Provided data
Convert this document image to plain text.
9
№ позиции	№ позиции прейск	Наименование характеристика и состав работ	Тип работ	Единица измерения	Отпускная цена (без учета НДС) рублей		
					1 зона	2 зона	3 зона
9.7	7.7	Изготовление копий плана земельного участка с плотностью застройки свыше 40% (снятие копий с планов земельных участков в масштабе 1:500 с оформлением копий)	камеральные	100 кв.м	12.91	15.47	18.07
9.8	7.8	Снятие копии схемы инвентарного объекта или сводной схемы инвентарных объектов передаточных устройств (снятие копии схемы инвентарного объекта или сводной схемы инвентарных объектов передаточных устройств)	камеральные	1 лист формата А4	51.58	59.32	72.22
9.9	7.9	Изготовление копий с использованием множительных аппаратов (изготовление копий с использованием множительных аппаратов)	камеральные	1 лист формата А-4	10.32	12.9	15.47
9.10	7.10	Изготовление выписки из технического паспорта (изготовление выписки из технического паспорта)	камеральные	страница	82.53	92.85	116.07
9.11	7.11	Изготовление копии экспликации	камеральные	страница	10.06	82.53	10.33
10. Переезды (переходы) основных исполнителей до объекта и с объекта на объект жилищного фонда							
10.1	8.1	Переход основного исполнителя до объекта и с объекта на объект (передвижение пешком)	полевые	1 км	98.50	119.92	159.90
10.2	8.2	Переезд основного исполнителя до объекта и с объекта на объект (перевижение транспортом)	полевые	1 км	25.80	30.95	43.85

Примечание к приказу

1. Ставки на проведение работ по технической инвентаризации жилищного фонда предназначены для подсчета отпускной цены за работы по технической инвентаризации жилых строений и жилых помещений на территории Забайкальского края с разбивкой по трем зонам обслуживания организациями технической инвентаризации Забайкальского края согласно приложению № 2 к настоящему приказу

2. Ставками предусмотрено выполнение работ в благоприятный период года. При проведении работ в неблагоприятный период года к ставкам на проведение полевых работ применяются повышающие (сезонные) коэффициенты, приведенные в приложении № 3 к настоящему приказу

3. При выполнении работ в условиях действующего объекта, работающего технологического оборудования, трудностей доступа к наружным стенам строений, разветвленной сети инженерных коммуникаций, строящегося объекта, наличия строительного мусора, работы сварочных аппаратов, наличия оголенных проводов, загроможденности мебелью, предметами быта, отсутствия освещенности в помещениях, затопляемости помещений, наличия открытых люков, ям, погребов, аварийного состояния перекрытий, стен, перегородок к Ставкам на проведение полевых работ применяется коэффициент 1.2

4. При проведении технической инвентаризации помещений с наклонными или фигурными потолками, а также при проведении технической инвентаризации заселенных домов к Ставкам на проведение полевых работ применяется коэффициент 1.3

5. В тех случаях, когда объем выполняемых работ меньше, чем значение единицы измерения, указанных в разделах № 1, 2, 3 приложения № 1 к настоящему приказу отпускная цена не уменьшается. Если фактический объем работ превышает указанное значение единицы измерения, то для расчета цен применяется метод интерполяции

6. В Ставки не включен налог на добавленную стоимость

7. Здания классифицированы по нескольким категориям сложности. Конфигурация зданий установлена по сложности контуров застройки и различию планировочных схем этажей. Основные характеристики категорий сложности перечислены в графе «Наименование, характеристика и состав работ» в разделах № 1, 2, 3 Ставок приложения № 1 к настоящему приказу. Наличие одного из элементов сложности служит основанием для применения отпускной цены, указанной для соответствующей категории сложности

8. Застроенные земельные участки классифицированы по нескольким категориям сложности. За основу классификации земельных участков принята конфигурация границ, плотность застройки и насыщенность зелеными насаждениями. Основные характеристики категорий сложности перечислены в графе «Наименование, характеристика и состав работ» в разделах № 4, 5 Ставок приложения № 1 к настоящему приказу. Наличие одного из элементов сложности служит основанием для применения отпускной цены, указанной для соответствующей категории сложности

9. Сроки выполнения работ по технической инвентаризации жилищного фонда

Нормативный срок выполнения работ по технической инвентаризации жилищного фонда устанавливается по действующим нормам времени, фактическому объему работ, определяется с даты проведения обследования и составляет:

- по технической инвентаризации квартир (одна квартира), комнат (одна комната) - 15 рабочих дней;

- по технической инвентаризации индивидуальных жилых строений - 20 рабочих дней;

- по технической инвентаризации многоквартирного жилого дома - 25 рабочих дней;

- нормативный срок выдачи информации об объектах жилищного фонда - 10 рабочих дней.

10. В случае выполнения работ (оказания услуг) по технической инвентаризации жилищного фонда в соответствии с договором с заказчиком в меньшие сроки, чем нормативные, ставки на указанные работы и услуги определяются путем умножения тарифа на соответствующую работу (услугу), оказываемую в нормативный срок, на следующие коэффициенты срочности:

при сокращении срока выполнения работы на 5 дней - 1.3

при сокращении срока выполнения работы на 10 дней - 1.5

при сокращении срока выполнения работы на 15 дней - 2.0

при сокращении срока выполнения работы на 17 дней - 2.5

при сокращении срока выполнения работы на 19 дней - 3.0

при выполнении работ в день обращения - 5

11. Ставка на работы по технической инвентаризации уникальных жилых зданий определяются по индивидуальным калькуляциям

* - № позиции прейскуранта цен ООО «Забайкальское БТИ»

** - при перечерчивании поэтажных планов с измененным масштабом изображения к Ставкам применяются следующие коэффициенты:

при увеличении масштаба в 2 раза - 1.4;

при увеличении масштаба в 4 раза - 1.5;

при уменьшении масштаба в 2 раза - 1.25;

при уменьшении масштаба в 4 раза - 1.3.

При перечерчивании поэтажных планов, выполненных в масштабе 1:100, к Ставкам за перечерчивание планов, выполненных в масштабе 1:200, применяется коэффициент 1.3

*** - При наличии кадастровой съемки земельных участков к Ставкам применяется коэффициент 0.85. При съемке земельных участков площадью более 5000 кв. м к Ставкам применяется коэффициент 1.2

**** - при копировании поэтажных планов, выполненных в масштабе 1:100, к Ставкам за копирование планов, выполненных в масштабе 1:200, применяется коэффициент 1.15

Goal
Please quote every record above exactly as it appears.

Exercise solution
Convert this document image to plain text.
9
№ позиции	№ позиции прейск	Наименование характеристика и состав работ	Тип работ	Единица измерения	Отпускная цена (без учета НДС) рублей		
					1 зона	2 зона	3 зона
9.7	7.7	Изготовление копий плана земельного участка с плотностью застройки свыше 40% (снятие копий с планов земельных участков в масштабе 1:500 с оформлением копий)	камеральные	100 кв.м	12.91	15.47	18.07
9.8	7.8	Снятие копии схемы инвентарного объекта или сводной схемы инвентарных объектов передаточных устройств (снятие копии схемы инвентарного объекта или сводной схемы инвентарных объектов передаточных устройств)	камеральные	1 лист формата А4	51.58	59.32	72.22
9.9	7.9	Изготовление копий с использованием множительных аппаратов (изготовление копий с использованием множительных аппаратов)	камеральные	1 лист формата А-4	10.32	12.9	15.47
9.10	7.10	Изготовление выписки из технического паспорта (изготовление выписки из технического паспорта)	камеральные	страница	82.53	92.85	116.07
9.11	7.11	Изготовление копии экспликации	камеральные	страница	10.06	82.53	10.33
10. Переезды (переходы) основных исполнителей до объекта и с объекта на объект жилищного фонда							
10.1	8.1	Переход основного исполнителя до объекта и с объекта на объект (передвижение пешком)	полевые	1 км	98.50	119.92	159.90
10.2	8.2	Переезд основного исполнителя до объекта и с объекта на объект (перевижение транспортом)	полевые	1 км	25.80	30.95	43.85

Примечание к приказу

1. Ставки на проведение работ по технической инвентаризации жилищного фонда предназначены для подсчета отпускной цены за работы по технической инвентаризации жилых строений и жилых помещений на территории Забайкальского края с разбивкой по трем зонам обслуживания организациями технической инвентаризации Забайкальского края согласно приложению № 2 к настоящему приказу

2. Ставками предусмотрено выполнение работ в благоприятный период года. При проведении работ в неблагоприятный период года к ставкам на проведение полевых работ применяются повышающие (сезонные) коэффициенты, приведенные в приложении № 3 к настоящему приказу

3. При выполнении работ в условиях действующего объекта, работающего технологического оборудования, трудностей доступа к наружным стенам строений, разветвленной сети инженерных коммуникаций, строящегося объекта, наличия строительного мусора, работы сварочных аппаратов, наличия оголенных проводов, загроможденности мебелью, предметами быта, отсутствия освещенности в помещениях, затопляемости помещений, наличия открытых люков, ям, погребов, аварийного состояния перекрытий, стен, перегородок к Ставкам на проведение полевых работ применяется коэффициент 1.2

4. При проведении технической инвентаризации помещений с наклонными или фигурными потолками, а также при проведении технической инвентаризации заселенных домов к Ставкам на проведение полевых работ применяется коэффициент 1.3

5. В тех случаях, когда объем выполняемых работ меньше, чем значение единицы измерения, указанных в разделах № 1, 2, 3 приложения № 1 к настоящему приказу отпускная цена не уменьшается. Если фактический объем работ превышает указанное значение единицы измерения, то для расчета цен применяется метод интерполяции

6. В Ставки не включен налог на добавленную стоимость

7. Здания классифицированы по нескольким категориям сложности. Конфигурация зданий установлена по сложности контуров застройки и различию планировочных схем этажей. Основные характеристики категорий сложности перечислены в графе «Наименование, характеристика и состав работ» в разделах № 1, 2, 3 Ставок приложения № 1 к настоящему приказу. Наличие одного из элементов сложности служит основанием для применения отпускной цены, указанной для соответствующей категории сложности

8. Застроенные земельные участки классифицированы по нескольким категориям сложности. За основу классификации земельных участков принята конфигурация границ, плотность застройки и насыщенность зелеными насаждениями. Основные характеристики категорий сложности перечислены в графе «Наименование, характеристика и состав работ» в разделах № 4, 5 Ставок приложения № 1 к настоящему приказу. Наличие одного из элементов сложности служит основанием для применения отпускной цены, указанной для соответствующей категории сложности

9. Сроки выполнения работ по технической инвентаризации жилищного фонда

Нормативный срок выполнения работ по технической инвентаризации жилищного фонда устанавливается по действующим нормам времени, фактическому объему работ, определяется с даты проведения обследования и составляет:

- по технической инвентаризации квартир (одна квартира), комнат (одна комната) - 15 рабочих дней;

- по технической инвентаризации индивидуальных жилых строений - 20 рабочих дней;

- по технической инвентаризации многоквартирного жилого дома - 25 рабочих дней;

- нормативный срок выдачи информации об объектах жилищного фонда - 10 рабочих дней.

10. В случае выполнения работ (оказания услуг) по технической инвентаризации жилищного фонда в соответствии с договором с заказчиком в меньшие сроки, чем нормативные, ставки на указанные работы и услуги определяются путем умножения тарифа на соответствующую работу (услугу), оказываемую в нормативный срок, на следующие коэффициенты срочности:

при сокращении срока выполнения работы на 5 дней - 1.3

при сокращении срока выполнения работы на 10 дней - 1.5

при сокращении срока выполнения работы на 15 дней - 2.0

при сокращении срока выполнения работы на 17 дней - 2.5

при сокращении срока выполнения работы на 19 дней - 3.0

при выполнении работ в день обращения - 5

11. Ставка на работы по технической инвентаризации уникальных жилых зданий определяются по индивидуальным калькуляциям

* - № позиции прейскуранта цен ООО «Забайкальское БТИ»

** - при перечерчивании поэтажных планов с измененным масштабом изображения к Ставкам применяются следующие коэффициенты:

при увеличении масштаба в 2 раза - 1.4;

при увеличении масштаба в 4 раза - 1.5;

при уменьшении масштаба в 2 раза - 1.25;

при уменьшении масштаба в 4 раза - 1.3.

При перечерчивании поэтажных планов, выполненных в масштабе 1:100, к Ставкам за перечерчивание планов, выполненных в масштабе 1:200, применяется коэффициент 1.3

*** - При наличии кадастровой съемки земельных участков к Ставкам применяется коэффициент 0.85. При съемке земельных участков площадью более 5000 кв. м к Ставкам применяется коэффициент 1.2

**** - при копировании поэтажных планов, выполненных в масштабе 1:100, к Ставкам за копирование планов, выполненных в масштабе 1:200, применяется коэффициент 1.15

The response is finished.